• _SOURCE_:

* * * * * * * * *

# "gulf Brewery" Logos And Survey



## Gulf Brewery (11/5/05)

Hi all

The setup of the brewery grinds on and things are slowly happening. The website is now setup. It needs a bit of refinement yet, but the basics are there. 

Now the interesting bit. There is a survey on the site where you can add your opinion about the logos, the beers and the hotels where you would like to see the beers sold (sorry for those outside of SA, initial sales will be SA based only). Even though you may be interstate, I am still interested in your opinion. 

Cheers
Peter

aka Pedro


----------



## sluggerdog (11/5/05)

DONE!


----------



## ozbrewer (11/5/05)

that is a nice looking site pedrof, well done, best of luck


----------



## deebee (11/5/05)

Well done Pedro. Done the survey. Hope to taste a drop when I am in Adelaide in September.


----------



## Doc (11/5/05)

Done. Looks good.
Question 6 could do with some expansion for AHB members though :lol:

Doc


----------



## Gulf Brewery (11/5/05)

* * * * * * * * *

• _TASKS TO CARRY OUT_:
1: Answer these questions about the Gulf Brewery survey thread:
(a) Where will initial sales of the beers take place?
(b) In what month does deebee hope to be in Adelaide?
(c) Which survey question did Doc say could use some expansion for AHB members?
2: Carry on the Gulf Brewery survey thread from the point where it ends.
The entries after this point come from a separate source.

* * * * * * * * *

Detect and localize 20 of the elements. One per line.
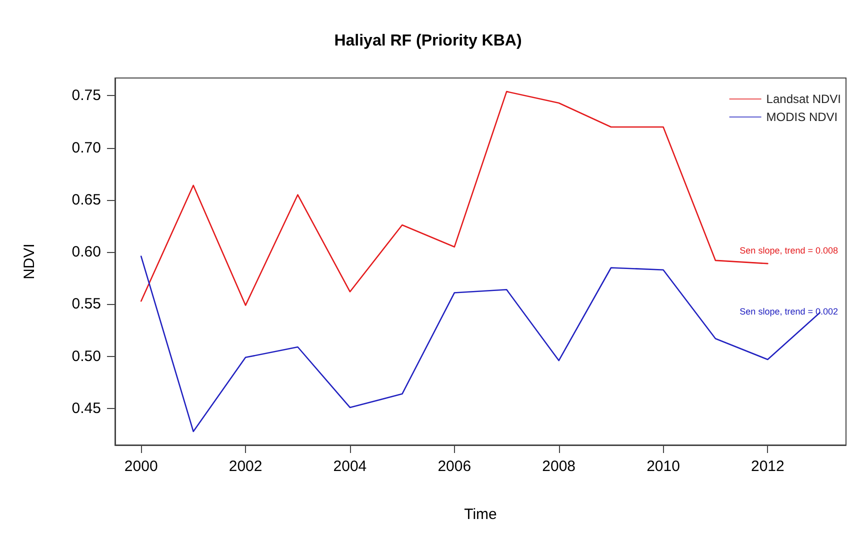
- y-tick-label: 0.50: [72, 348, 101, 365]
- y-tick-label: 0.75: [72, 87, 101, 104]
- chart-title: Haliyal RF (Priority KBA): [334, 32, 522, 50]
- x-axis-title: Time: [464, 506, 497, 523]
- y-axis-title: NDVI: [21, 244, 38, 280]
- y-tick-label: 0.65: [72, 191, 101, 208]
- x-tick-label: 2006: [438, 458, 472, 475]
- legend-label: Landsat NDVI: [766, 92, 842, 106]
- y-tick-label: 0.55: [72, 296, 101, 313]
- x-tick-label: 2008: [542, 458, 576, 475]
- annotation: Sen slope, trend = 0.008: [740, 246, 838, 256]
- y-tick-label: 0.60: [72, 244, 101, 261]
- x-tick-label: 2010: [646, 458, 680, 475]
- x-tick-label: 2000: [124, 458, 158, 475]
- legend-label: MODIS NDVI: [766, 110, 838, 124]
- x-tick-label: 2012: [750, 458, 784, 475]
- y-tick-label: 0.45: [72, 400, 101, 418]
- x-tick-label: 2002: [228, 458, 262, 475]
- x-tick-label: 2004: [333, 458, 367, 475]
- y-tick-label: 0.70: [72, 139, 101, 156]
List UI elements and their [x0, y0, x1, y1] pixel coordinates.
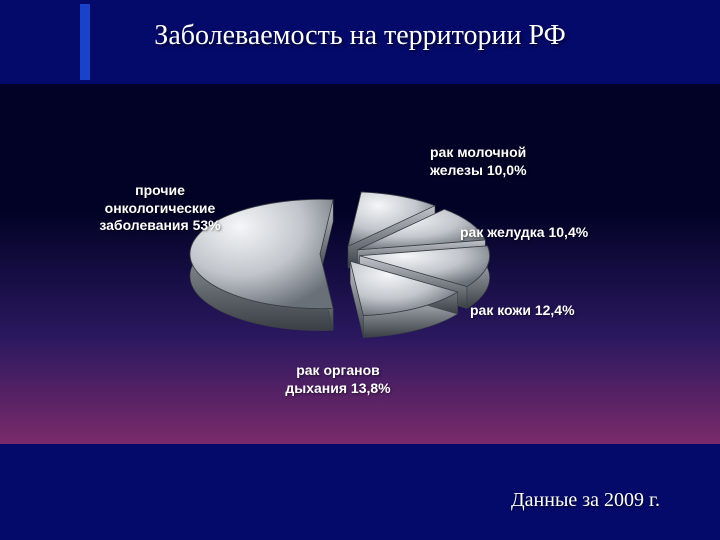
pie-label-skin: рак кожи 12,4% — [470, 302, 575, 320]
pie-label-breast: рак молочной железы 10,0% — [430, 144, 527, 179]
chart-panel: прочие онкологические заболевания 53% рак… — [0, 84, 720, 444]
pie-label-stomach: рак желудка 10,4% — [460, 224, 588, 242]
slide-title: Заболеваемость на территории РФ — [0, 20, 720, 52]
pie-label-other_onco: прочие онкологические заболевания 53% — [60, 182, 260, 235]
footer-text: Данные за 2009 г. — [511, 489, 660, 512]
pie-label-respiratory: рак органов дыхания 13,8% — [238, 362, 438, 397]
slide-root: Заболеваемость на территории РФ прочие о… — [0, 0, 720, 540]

* * * * * * * * *

• _THE ANSWERS_:
1:
(a) SA
(b) September
(c) Question 6

2:
Doc said:


> Done. Looks good.
> Question 6 could do with some expansion for AHB members though :lol:
> 
> Doc
> [post="58702"][/post]​



Yes Doc, I did consider that today. Every drop of homebrew is one less drop of beer I sell.  

Cheers
Pedro


----------



## GMK (11/5/05)

just done the survey...

Hope my comments help and well done.....

Cant wait to drop in....


----------



## warrenlw63 (11/5/05)

Done! 

Where's me beer? :lol: :lol: 

Warren -


----------



## Gulf Brewery (11/5/05)

warrenlw63 said:


> Done!
> 
> Where's me beer? :lol: :lol:
> 
> ...



It's in the mail with your cheque for filling out the survey :beerbang: 

Just waiting on a few more approvals, some more power and water, then the beer shall flow


----------



## GMK (12/5/05)

what location/site have u got?

the web page does not tell us where u are....


----------



## bouncingcastle (12/5/05)

Survey done! good luck


----------



## jayse (12/5/05)

GMK said:


> what location/site have u got?
> 
> the web page does not tell us where u are....
> [post="58723"][/post]​



as far away down south from the barrossa as he could get! :lol: 



Going to california
Jayse


----------



## Stagger (12/5/05)

Done. Looks good.


----------



## Gulf Brewery (12/5/05)

GMK said:


> what location/site have u got?
> 
> the web page does not tell us where u are....
> [post="58723"][/post]​



100% correct GMK.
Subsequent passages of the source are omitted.